_Required task:_
Repeat the whole listing below, word for word.

— START OF Information shown —

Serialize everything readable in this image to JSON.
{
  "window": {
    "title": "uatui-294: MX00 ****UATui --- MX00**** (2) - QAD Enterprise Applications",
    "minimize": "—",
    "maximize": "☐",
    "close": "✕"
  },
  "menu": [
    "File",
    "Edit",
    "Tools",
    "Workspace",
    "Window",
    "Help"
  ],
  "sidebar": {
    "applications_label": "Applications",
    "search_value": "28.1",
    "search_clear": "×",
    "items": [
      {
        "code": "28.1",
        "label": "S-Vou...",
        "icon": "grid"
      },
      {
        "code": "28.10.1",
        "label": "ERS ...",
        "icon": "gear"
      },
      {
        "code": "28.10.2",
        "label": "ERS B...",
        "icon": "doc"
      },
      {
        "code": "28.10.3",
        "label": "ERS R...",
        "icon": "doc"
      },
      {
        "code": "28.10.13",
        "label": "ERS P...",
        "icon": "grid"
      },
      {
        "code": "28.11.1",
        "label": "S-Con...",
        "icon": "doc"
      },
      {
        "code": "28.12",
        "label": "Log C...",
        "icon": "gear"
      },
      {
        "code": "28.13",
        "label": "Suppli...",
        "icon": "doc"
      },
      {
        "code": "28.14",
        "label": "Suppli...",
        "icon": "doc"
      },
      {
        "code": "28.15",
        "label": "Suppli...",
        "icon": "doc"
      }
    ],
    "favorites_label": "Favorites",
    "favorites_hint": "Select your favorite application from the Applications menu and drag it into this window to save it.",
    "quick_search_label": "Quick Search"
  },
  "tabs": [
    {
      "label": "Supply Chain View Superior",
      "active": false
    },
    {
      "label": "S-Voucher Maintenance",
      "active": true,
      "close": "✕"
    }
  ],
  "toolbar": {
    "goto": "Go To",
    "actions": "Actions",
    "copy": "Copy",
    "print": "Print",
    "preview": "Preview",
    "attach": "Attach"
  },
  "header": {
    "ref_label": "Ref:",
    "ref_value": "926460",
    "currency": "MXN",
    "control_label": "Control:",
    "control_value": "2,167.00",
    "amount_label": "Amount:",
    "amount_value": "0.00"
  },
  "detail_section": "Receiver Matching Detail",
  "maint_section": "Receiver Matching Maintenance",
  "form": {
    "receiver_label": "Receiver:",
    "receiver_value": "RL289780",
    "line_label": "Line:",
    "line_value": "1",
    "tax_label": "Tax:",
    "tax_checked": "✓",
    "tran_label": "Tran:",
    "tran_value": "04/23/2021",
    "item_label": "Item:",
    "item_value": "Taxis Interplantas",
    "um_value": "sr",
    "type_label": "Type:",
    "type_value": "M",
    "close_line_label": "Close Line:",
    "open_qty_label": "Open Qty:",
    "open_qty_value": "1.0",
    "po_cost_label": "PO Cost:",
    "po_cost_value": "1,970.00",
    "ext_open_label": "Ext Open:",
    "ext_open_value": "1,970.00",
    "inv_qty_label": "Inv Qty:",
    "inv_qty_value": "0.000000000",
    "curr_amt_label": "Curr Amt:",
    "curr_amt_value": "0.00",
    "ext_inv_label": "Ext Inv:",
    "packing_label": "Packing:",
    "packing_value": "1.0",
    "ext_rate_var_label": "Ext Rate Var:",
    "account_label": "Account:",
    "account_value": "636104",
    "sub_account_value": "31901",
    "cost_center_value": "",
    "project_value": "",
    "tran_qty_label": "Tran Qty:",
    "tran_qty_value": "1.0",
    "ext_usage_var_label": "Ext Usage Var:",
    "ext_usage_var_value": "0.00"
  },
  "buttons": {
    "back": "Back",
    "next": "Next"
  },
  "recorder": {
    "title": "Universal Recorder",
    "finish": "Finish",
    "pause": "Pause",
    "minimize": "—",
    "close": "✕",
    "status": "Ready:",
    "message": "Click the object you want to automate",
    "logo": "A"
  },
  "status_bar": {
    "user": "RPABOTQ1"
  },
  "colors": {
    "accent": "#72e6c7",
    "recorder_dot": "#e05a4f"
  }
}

— END OF Information shown —

_Full solution:_
Serialize everything readable in this image to JSON.
{
  "window": {
    "title": "uatui-294: MX00 ****UATui --- MX00**** (2) - QAD Enterprise Applications",
    "minimize": "—",
    "maximize": "☐",
    "close": "✕"
  },
  "menu": [
    "File",
    "Edit",
    "Tools",
    "Workspace",
    "Window",
    "Help"
  ],
  "sidebar": {
    "applications_label": "Applications",
    "search_value": "28.1",
    "search_clear": "×",
    "items": [
      {
        "code": "28.1",
        "label": "S-Vou...",
        "icon": "grid"
      },
      {
        "code": "28.10.1",
        "label": "ERS ...",
        "icon": "gear"
      },
      {
        "code": "28.10.2",
        "label": "ERS B...",
        "icon": "doc"
      },
      {
        "code": "28.10.3",
        "label": "ERS R...",
        "icon": "doc"
      },
      {
        "code": "28.10.13",
        "label": "ERS P...",
        "icon": "grid"
      },
      {
        "code": "28.11.1",
        "label": "S-Con...",
        "icon": "doc"
      },
      {
        "code": "28.12",
        "label": "Log C...",
        "icon": "gear"
      },
      {
        "code": "28.13",
        "label": "Suppli...",
        "icon": "doc"
      },
      {
        "code": "28.14",
        "label": "Suppli...",
        "icon": "doc"
      },
      {
        "code": "28.15",
        "label": "Suppli...",
        "icon": "doc"
      }
    ],
    "favorites_label": "Favorites",
    "favorites_hint": "Select your favorite application from the Applications menu and drag it into this window to save it.",
    "quick_search_label": "Quick Search"
  },
  "tabs": [
    {
      "label": "Supply Chain View Superior",
      "active": false
    },
    {
      "label": "S-Voucher Maintenance",
      "active": true,
      "close": "✕"
    }
  ],
  "toolbar": {
    "goto": "Go To",
    "actions": "Actions",
    "copy": "Copy",
    "print": "Print",
    "preview": "Preview",
    "attach": "Attach"
  },
  "header": {
    "ref_label": "Ref:",
    "ref_value": "926460",
    "currency": "MXN",
    "control_label": "Control:",
    "control_value": "2,167.00",
    "amount_label": "Amount:",
    "amount_value": "0.00"
  },
  "detail_section": "Receiver Matching Detail",
  "maint_section": "Receiver Matching Maintenance",
  "form": {
    "receiver_label": "Receiver:",
    "receiver_value": "RL289780",
    "line_label": "Line:",
    "line_value": "1",
    "tax_label": "Tax:",
    "tax_checked": "✓",
    "tran_label": "Tran:",
    "tran_value": "04/23/2021",
    "item_label": "Item:",
    "item_value": "Taxis Interplantas",
    "um_value": "sr",
    "type_label": "Type:",
    "type_value": "M",
    "close_line_label": "Close Line:",
    "open_qty_label": "Open Qty:",
    "open_qty_value": "1.0",
    "po_cost_label": "PO Cost:",
    "po_cost_value": "1,970.00",
    "ext_open_label": "Ext Open:",
    "ext_open_value": "1,970.00",
    "inv_qty_label": "Inv Qty:",
    "inv_qty_value": "0.000000000",
    "curr_amt_label": "Curr Amt:",
    "curr_amt_value": "0.00",
    "ext_inv_label": "Ext Inv:",
    "packing_label": "Packing:",
    "packing_value": "1.0",
    "ext_rate_var_label": "Ext Rate Var:",
    "account_label": "Account:",
    "account_value": "636104",
    "sub_account_value": "31901",
    "cost_center_value": "",
    "project_value": "",
    "tran_qty_label": "Tran Qty:",
    "tran_qty_value": "1.0",
    "ext_usage_var_label": "Ext Usage Var:",
    "ext_usage_var_value": "0.00"
  },
  "buttons": {
    "back": "Back",
    "next": "Next"
  },
  "recorder": {
    "title": "Universal Recorder",
    "finish": "Finish",
    "pause": "Pause",
    "minimize": "—",
    "close": "✕",
    "status": "Ready:",
    "message": "Click the object you want to automate",
    "logo": "A"
  },
  "status_bar": {
    "user": "RPABOTQ1"
  },
  "colors": {
    "accent": "#72e6c7",
    "recorder_dot": "#e05a4f"
  }
}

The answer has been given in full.